* _RECORDS PROVIDED_:
-- Begin --

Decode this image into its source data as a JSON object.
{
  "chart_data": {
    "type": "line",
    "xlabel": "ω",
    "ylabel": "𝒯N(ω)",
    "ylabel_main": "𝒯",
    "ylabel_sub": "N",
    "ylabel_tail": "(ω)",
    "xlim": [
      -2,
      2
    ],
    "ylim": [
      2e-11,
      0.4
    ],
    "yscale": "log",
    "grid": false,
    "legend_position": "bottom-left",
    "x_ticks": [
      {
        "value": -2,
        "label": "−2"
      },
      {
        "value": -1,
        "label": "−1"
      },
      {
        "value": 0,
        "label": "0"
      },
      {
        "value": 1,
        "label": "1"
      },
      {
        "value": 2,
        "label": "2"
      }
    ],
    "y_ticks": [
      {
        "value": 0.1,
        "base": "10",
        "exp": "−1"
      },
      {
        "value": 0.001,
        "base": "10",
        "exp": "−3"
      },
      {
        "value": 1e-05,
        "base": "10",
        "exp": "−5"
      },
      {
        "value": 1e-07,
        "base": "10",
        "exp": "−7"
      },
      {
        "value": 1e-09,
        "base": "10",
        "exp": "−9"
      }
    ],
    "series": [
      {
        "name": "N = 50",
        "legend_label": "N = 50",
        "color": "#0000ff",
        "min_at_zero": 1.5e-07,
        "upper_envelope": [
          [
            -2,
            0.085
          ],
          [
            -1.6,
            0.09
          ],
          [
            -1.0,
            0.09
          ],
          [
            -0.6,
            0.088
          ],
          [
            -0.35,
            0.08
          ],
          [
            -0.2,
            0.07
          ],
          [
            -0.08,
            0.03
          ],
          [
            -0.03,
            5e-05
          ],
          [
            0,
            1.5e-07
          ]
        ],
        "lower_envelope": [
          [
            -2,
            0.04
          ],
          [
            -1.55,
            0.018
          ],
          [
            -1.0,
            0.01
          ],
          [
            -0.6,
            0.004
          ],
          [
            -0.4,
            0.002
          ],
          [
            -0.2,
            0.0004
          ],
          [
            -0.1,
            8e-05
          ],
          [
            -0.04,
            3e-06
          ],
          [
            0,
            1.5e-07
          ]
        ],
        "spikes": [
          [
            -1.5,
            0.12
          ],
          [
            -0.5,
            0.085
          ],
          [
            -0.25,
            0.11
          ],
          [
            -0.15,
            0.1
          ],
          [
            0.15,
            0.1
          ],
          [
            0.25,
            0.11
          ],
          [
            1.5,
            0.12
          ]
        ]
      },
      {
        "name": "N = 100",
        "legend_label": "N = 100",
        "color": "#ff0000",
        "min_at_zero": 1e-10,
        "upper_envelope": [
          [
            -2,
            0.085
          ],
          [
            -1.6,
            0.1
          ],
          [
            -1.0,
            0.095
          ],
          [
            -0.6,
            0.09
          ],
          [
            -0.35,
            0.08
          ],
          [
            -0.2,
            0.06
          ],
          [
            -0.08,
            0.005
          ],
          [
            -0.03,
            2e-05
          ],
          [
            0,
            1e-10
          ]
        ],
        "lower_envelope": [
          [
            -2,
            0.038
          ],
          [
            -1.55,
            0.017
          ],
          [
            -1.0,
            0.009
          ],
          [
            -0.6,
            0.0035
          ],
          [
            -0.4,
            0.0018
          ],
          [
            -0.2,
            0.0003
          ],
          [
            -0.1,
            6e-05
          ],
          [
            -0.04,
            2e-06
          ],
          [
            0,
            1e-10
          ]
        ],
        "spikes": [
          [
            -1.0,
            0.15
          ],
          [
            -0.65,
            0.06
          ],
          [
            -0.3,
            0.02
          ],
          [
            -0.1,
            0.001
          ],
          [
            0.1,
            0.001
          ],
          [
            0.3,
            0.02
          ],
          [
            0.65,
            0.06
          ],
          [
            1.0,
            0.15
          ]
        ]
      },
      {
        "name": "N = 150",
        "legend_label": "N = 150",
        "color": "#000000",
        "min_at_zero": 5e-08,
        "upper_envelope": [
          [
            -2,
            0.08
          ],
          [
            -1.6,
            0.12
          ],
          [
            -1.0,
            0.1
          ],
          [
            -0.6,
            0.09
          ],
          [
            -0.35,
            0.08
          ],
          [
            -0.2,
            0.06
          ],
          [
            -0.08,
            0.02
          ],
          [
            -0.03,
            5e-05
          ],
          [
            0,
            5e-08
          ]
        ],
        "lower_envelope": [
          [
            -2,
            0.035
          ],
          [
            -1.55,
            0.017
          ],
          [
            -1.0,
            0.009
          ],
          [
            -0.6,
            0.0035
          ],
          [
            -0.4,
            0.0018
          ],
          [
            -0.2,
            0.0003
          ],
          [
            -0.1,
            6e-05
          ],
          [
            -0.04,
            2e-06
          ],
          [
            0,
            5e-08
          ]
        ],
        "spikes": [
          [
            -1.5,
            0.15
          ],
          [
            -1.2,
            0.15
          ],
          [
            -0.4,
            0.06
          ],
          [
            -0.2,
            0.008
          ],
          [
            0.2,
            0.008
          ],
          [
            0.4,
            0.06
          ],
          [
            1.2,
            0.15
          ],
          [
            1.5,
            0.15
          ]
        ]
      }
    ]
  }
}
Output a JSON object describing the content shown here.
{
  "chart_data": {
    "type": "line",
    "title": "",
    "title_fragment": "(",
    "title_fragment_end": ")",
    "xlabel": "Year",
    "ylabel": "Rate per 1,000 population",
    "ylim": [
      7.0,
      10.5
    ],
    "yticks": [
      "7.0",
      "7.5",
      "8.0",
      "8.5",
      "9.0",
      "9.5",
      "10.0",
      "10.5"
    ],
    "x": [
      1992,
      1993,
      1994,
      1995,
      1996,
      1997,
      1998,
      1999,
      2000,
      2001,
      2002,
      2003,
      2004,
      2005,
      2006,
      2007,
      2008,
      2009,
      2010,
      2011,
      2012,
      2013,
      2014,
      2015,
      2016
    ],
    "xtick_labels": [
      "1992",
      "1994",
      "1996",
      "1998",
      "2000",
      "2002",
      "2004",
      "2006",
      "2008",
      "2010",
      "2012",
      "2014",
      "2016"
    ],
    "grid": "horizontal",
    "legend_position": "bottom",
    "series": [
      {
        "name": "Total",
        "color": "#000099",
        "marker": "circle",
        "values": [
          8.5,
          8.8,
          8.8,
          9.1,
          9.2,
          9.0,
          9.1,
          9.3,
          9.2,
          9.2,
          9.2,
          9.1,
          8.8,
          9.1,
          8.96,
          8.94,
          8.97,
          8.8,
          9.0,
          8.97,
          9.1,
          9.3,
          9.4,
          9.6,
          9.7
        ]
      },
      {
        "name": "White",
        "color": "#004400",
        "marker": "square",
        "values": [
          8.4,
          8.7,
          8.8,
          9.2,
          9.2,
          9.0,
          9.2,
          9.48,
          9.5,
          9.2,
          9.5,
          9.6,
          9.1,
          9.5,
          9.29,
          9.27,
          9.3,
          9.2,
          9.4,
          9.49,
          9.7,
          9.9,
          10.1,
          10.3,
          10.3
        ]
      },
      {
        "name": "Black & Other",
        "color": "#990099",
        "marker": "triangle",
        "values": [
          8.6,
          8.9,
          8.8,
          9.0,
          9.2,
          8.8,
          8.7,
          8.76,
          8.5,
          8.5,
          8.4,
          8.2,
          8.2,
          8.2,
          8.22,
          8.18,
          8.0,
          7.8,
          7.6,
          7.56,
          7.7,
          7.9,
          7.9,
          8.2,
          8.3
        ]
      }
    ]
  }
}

-- End --

* _PROBLEM_: Collect each line holding the string "bottom".

* _COMPLETE RESPONSE_:
    "legend_position": "bottom-left",
    "legend_position": "bottom",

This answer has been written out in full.